Information shown:
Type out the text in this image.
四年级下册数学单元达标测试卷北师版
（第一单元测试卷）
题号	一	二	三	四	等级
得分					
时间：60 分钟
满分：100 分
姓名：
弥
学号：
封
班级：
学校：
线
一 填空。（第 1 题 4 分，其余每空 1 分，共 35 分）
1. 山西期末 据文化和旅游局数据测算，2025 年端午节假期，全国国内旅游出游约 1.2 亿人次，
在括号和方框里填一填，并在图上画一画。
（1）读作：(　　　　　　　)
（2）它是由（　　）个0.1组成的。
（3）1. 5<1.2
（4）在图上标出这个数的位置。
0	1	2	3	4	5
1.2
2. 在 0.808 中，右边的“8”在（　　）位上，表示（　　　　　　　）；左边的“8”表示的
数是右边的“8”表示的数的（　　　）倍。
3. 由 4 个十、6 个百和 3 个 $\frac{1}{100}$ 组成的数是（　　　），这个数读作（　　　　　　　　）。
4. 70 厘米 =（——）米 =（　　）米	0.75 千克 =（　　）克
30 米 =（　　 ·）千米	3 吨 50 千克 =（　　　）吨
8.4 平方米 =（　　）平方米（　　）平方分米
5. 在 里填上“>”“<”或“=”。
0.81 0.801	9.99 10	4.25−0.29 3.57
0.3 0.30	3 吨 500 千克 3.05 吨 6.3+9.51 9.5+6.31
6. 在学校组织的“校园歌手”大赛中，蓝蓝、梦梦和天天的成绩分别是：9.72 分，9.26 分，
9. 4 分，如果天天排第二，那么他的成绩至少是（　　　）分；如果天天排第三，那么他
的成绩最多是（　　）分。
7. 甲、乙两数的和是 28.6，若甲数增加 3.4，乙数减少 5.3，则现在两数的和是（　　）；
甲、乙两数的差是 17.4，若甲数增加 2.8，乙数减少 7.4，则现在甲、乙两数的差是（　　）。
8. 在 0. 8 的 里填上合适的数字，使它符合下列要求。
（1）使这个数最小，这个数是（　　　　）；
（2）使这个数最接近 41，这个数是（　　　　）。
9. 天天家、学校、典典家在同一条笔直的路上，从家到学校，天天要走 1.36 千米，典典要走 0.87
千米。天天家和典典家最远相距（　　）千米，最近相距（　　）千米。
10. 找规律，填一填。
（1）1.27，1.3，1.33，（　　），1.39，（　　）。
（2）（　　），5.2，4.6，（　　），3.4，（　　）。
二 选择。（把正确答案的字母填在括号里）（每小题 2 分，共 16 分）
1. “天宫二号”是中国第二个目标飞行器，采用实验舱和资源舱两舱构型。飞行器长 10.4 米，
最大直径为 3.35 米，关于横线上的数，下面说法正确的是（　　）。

What is required: Gather from the records above every line containing the string "乙数减少".

Written solution:
7. 甲、乙两数的和是 28.6，若甲数增加 3.4，乙数减少 5.3，则现在两数的和是（　　）；
甲、乙两数的差是 17.4，若甲数增加 2.8，乙数减少 7.4，则现在甲、乙两数的差是（　　）。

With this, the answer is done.